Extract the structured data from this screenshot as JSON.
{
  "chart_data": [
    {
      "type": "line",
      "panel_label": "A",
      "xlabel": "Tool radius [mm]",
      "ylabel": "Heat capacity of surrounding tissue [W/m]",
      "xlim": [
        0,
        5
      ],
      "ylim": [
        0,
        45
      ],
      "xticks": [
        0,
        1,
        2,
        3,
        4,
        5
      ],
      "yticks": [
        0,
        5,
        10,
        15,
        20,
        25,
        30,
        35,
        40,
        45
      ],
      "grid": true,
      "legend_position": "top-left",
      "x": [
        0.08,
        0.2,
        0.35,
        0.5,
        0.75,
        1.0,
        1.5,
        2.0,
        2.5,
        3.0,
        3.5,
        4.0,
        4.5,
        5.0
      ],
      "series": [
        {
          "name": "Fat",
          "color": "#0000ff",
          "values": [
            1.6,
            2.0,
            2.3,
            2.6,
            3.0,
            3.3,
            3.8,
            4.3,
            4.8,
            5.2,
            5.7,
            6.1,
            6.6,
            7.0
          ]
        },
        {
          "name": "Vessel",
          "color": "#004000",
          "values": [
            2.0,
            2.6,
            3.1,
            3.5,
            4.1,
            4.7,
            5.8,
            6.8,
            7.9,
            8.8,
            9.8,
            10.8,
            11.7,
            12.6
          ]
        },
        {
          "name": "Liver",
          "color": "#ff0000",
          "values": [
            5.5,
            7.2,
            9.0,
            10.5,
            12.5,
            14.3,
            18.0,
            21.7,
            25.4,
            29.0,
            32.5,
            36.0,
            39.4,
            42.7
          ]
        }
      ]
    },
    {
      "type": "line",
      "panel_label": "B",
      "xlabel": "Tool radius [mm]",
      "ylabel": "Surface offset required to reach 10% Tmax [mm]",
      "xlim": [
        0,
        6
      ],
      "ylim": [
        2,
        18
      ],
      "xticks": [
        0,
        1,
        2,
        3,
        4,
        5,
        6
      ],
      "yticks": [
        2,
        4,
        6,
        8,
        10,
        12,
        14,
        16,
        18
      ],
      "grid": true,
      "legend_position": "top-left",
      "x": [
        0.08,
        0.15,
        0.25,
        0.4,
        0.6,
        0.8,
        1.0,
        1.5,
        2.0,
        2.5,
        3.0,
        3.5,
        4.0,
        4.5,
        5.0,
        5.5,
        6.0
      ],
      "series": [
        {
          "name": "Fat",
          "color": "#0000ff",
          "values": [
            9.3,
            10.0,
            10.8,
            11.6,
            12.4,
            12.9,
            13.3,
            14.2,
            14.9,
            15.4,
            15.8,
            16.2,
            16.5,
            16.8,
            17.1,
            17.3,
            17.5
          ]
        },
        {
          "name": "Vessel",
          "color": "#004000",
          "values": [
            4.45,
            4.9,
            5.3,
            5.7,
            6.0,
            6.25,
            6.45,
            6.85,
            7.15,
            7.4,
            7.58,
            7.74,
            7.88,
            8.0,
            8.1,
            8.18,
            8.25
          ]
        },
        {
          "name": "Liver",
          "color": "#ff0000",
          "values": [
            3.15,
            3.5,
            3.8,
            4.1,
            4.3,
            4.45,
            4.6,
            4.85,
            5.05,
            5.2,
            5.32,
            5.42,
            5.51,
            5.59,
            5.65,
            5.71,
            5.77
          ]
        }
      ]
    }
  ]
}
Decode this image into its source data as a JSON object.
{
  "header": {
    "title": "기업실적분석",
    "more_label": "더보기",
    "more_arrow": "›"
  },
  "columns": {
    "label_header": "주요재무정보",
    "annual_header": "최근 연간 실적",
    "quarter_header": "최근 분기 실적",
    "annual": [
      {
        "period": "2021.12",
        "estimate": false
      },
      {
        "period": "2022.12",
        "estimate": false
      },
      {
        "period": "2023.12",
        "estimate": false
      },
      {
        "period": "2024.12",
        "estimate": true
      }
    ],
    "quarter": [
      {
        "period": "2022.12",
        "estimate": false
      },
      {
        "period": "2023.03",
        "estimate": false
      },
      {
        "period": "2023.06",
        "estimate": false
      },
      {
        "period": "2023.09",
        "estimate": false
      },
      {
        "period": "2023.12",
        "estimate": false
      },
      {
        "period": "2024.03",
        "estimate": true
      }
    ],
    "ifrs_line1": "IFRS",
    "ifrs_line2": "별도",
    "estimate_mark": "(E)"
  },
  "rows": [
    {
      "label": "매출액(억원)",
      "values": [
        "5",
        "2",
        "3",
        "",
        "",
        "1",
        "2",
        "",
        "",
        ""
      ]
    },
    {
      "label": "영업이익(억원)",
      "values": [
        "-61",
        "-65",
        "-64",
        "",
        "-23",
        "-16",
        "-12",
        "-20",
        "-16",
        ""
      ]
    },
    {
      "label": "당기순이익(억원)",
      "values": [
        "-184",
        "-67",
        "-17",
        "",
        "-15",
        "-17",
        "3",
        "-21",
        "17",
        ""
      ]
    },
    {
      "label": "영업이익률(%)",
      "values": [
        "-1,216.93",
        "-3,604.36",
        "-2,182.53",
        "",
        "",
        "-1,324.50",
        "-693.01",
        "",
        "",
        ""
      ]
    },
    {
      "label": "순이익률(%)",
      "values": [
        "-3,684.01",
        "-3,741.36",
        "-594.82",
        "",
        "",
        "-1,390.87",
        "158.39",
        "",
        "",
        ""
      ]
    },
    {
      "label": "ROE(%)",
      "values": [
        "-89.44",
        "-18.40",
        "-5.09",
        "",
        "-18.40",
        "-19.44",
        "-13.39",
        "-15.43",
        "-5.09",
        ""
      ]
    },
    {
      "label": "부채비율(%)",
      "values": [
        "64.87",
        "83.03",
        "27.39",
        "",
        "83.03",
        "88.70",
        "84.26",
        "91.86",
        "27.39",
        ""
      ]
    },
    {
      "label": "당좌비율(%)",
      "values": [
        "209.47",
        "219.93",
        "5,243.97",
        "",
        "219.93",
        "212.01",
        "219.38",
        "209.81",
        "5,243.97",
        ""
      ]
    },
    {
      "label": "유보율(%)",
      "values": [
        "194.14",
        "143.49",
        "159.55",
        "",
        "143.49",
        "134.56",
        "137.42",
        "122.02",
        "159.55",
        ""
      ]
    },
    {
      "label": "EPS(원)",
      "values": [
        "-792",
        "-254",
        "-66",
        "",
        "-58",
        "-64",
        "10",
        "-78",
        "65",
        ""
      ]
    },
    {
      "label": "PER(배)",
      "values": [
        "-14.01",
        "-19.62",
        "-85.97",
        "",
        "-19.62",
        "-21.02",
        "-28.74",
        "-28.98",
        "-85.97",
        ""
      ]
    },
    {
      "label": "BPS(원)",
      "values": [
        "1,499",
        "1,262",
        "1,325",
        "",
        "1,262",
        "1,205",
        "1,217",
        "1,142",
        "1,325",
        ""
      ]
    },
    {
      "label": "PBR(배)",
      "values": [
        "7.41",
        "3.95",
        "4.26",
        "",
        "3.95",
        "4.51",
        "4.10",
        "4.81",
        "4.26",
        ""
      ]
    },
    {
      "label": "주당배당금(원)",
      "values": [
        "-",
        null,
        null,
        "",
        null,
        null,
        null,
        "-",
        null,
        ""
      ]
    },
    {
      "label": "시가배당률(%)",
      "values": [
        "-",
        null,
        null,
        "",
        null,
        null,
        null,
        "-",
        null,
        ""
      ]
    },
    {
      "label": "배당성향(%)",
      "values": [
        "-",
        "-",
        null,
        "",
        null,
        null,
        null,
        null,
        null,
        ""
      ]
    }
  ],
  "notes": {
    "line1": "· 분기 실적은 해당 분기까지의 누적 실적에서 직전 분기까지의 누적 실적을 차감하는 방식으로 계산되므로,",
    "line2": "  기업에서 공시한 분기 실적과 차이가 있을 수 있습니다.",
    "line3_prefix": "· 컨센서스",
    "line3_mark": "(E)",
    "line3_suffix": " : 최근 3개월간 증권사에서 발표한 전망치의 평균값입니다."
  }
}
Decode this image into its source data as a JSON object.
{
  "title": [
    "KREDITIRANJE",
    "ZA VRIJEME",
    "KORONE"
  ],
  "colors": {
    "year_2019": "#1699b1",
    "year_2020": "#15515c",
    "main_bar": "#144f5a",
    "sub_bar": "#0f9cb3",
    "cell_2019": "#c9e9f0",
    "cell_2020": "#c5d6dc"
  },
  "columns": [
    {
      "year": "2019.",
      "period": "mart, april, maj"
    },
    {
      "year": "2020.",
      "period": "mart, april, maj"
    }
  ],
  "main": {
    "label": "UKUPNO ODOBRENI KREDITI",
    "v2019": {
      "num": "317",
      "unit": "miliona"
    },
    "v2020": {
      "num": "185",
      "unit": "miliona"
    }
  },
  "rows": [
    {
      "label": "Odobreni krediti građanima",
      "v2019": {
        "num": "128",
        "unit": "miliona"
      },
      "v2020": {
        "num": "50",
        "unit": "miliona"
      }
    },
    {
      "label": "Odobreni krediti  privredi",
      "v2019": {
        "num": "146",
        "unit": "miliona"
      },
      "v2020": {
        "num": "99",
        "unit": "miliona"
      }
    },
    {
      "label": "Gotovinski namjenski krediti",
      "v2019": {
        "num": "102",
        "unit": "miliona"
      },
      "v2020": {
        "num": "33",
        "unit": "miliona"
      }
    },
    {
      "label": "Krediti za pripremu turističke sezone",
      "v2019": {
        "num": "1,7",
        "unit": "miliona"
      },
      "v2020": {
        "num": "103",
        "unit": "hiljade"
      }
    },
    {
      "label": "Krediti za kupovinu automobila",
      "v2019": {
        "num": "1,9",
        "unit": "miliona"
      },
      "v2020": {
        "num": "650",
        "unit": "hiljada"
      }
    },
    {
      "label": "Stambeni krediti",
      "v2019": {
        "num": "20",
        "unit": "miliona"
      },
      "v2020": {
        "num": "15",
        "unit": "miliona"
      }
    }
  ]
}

-----

• **Exercise**: Copy each line that contains the word "period".

• **Complete response**:
        "period": "2021.12",
        "period": "2022.12",
        "period": "2023.12",
        "period": "2024.12",
        "period": "2022.12",
        "period": "2023.03",
        "period": "2023.06",
        "period": "2023.09",
        "period": "2023.12",
        "period": "2024.03",
      "period": "mart, april, maj"
      "period": "mart, april, maj"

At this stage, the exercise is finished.